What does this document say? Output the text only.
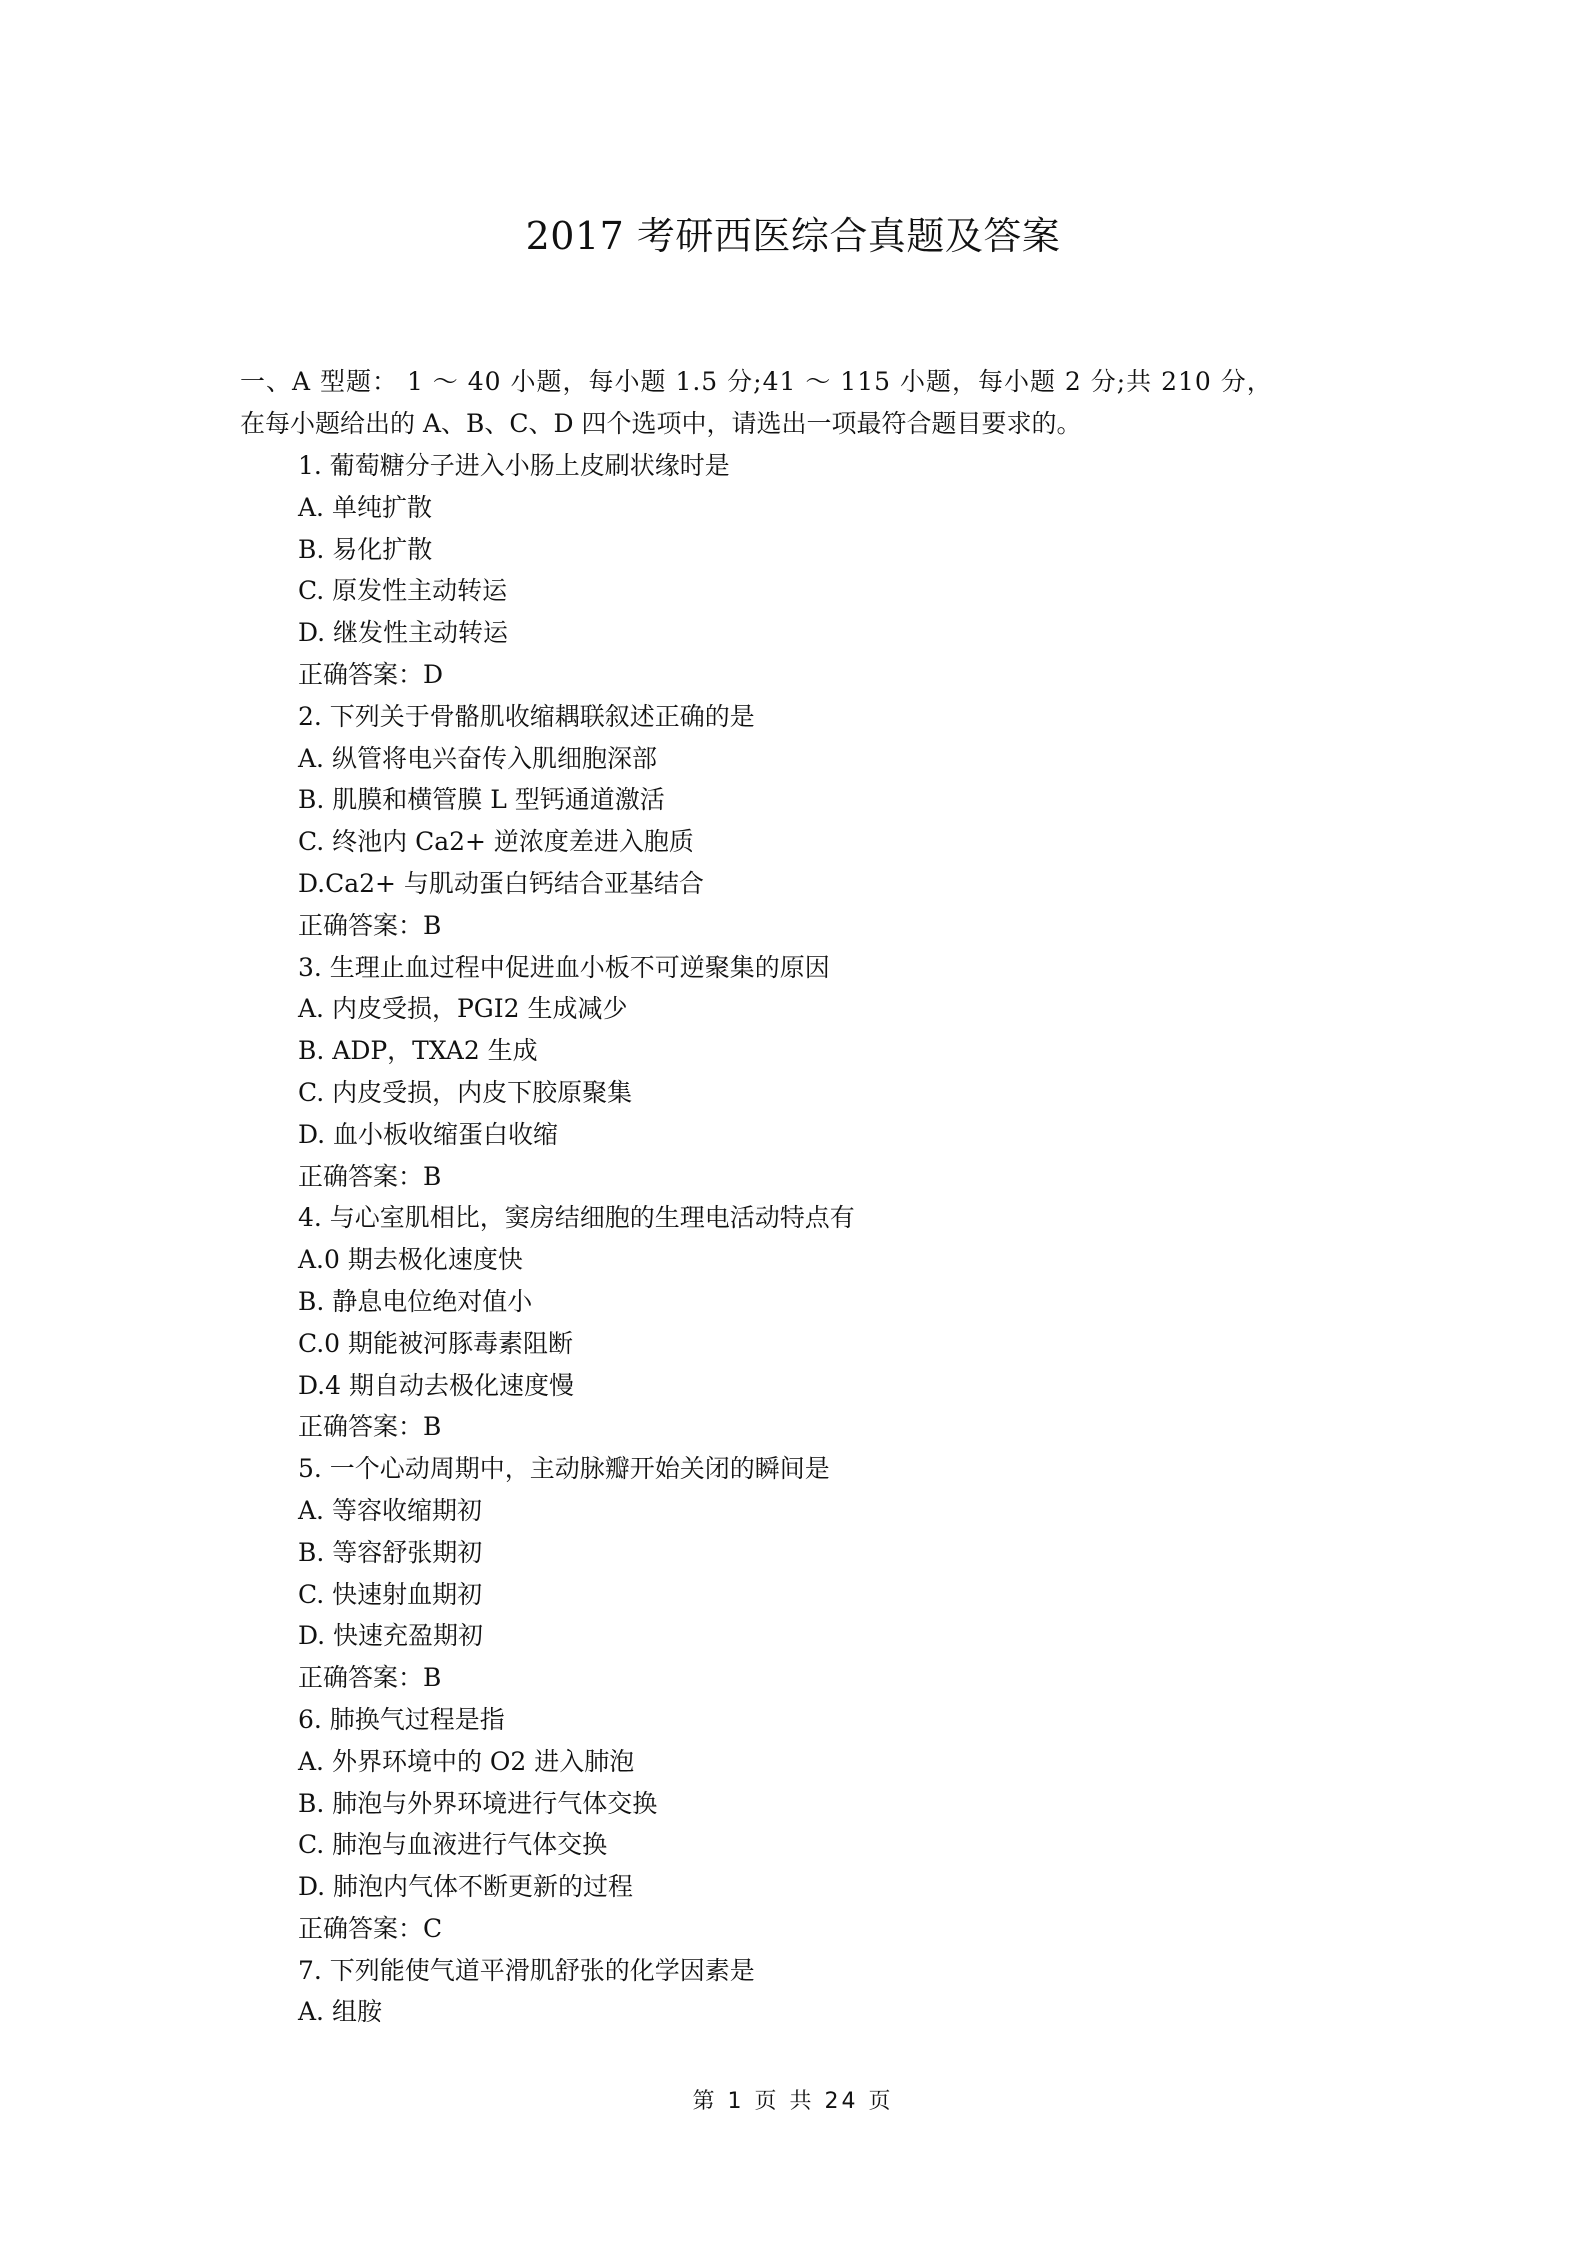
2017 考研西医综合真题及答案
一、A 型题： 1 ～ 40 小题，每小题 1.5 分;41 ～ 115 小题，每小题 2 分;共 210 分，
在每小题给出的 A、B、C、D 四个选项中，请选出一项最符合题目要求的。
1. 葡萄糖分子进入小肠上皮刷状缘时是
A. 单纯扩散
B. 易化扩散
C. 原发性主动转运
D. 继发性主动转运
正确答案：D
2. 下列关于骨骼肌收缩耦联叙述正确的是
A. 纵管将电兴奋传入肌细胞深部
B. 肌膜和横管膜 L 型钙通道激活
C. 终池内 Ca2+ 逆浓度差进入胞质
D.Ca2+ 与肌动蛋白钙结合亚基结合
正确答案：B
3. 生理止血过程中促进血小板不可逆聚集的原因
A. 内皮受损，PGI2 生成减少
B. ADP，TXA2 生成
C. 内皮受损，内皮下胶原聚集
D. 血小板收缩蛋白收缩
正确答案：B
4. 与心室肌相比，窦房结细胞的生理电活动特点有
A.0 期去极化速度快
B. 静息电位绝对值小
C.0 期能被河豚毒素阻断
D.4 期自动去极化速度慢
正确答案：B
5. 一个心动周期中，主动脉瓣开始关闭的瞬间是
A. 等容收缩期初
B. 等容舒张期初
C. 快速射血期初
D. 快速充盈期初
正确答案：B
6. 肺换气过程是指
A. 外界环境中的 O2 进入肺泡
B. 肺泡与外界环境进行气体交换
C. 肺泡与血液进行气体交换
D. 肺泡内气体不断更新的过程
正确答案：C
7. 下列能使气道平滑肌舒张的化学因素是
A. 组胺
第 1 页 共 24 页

**What to produce**. Leave out the pictures, and give all the records again exactly.

**Expected answer**.
What does this document say? Output the text only.
2017 考研西医综合真题及答案
一、A 型题： 1 ～ 40 小题，每小题 1.5 分;41 ～ 115 小题，每小题 2 分;共 210 分，
在每小题给出的 A、B、C、D 四个选项中，请选出一项最符合题目要求的。
1. 葡萄糖分子进入小肠上皮刷状缘时是
A. 单纯扩散
B. 易化扩散
C. 原发性主动转运
D. 继发性主动转运
正确答案：D
2. 下列关于骨骼肌收缩耦联叙述正确的是
A. 纵管将电兴奋传入肌细胞深部
B. 肌膜和横管膜 L 型钙通道激活
C. 终池内 Ca2+ 逆浓度差进入胞质
D.Ca2+ 与肌动蛋白钙结合亚基结合
正确答案：B
3. 生理止血过程中促进血小板不可逆聚集的原因
A. 内皮受损，PGI2 生成减少
B. ADP，TXA2 生成
C. 内皮受损，内皮下胶原聚集
D. 血小板收缩蛋白收缩
正确答案：B
4. 与心室肌相比，窦房结细胞的生理电活动特点有
A.0 期去极化速度快
B. 静息电位绝对值小
C.0 期能被河豚毒素阻断
D.4 期自动去极化速度慢
正确答案：B
5. 一个心动周期中，主动脉瓣开始关闭的瞬间是
A. 等容收缩期初
B. 等容舒张期初
C. 快速射血期初
D. 快速充盈期初
正确答案：B
6. 肺换气过程是指
A. 外界环境中的 O2 进入肺泡
B. 肺泡与外界环境进行气体交换
C. 肺泡与血液进行气体交换
D. 肺泡内气体不断更新的过程
正确答案：C
7. 下列能使气道平滑肌舒张的化学因素是
A. 组胺
第 1 页 共 24 页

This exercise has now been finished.